**Instruction**
Word for word, give the material below again, minus any images.
────────────────────────────────────────
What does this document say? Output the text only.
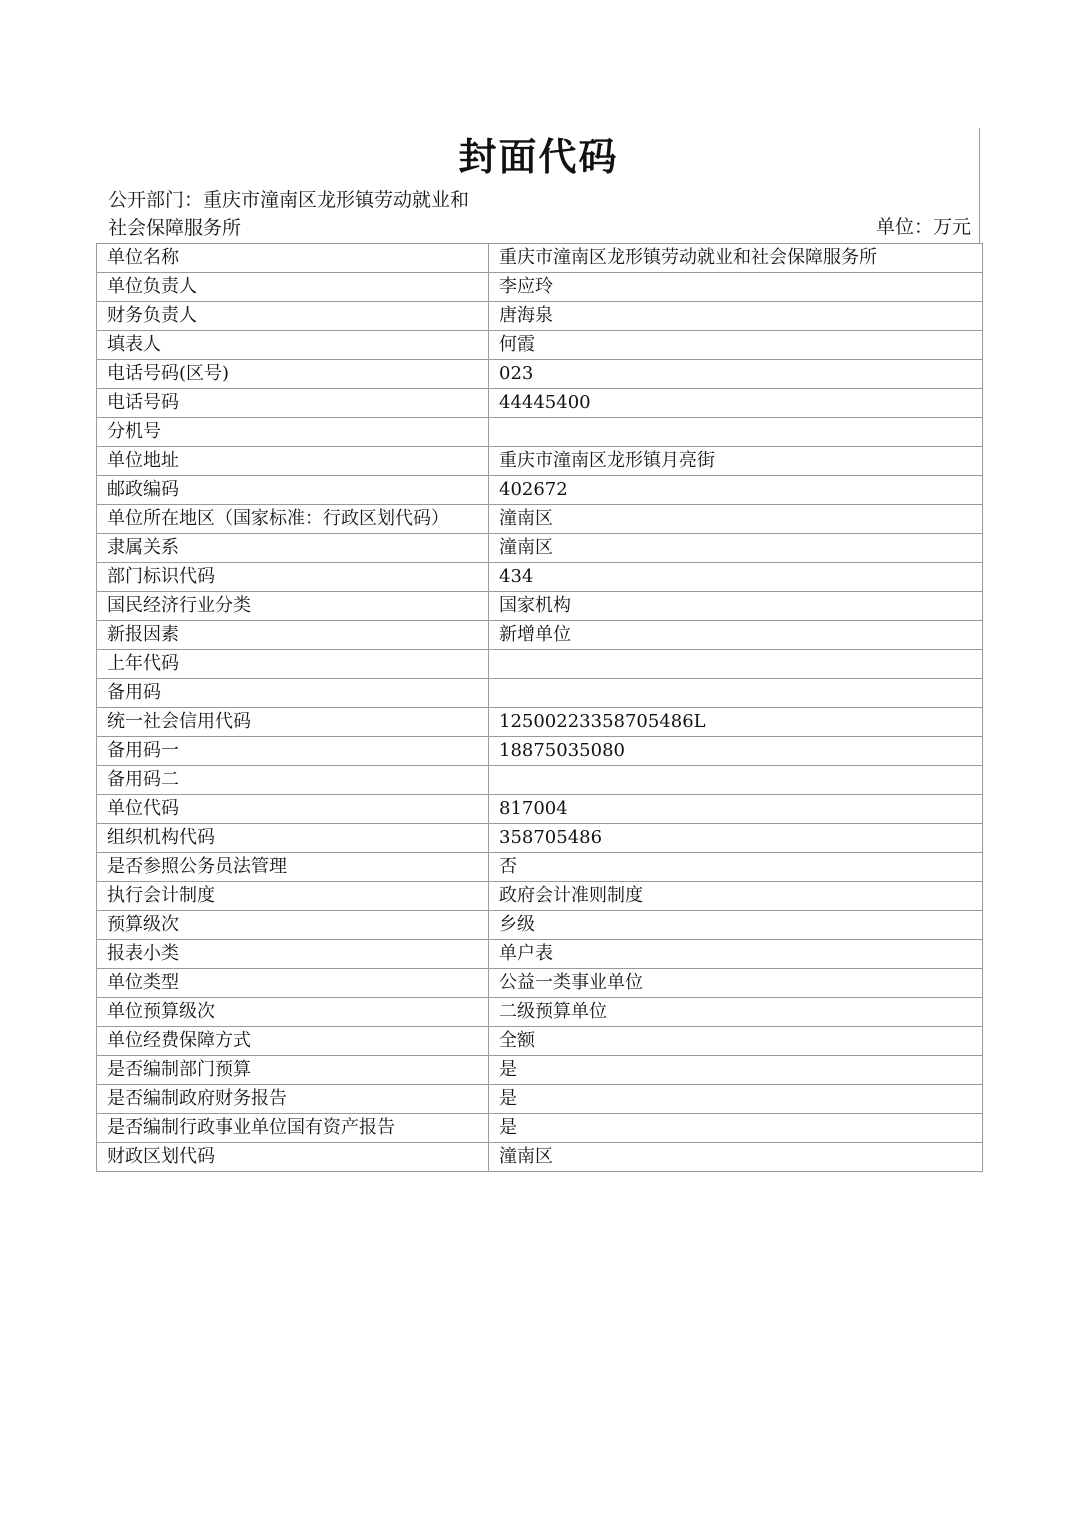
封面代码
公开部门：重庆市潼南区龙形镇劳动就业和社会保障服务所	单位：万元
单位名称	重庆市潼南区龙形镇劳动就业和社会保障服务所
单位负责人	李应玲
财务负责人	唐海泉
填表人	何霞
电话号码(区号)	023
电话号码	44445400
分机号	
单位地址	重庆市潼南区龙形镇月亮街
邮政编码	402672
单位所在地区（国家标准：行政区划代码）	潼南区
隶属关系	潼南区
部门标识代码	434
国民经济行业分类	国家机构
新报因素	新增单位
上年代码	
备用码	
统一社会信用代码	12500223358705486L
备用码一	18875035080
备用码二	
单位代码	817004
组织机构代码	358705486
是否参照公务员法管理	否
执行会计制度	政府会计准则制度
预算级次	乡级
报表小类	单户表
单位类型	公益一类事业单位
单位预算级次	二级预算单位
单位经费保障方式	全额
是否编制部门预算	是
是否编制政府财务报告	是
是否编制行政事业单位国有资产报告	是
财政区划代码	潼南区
────────────────────────────────────────
**Output for this exercise**
What does this document say? Output the text only.
封面代码
公开部门：重庆市潼南区龙形镇劳动就业和社会保障服务所	单位：万元
单位名称	重庆市潼南区龙形镇劳动就业和社会保障服务所
单位负责人	李应玲
财务负责人	唐海泉
填表人	何霞
电话号码(区号)	023
电话号码	44445400
分机号	
单位地址	重庆市潼南区龙形镇月亮街
邮政编码	402672
单位所在地区（国家标准：行政区划代码）	潼南区
隶属关系	潼南区
部门标识代码	434
国民经济行业分类	国家机构
新报因素	新增单位
上年代码	
备用码	
统一社会信用代码	12500223358705486L
备用码一	18875035080
备用码二	
单位代码	817004
组织机构代码	358705486
是否参照公务员法管理	否
执行会计制度	政府会计准则制度
预算级次	乡级
报表小类	单户表
单位类型	公益一类事业单位
单位预算级次	二级预算单位
单位经费保障方式	全额
是否编制部门预算	是
是否编制政府财务报告	是
是否编制行政事业单位国有资产报告	是
财政区划代码	潼南区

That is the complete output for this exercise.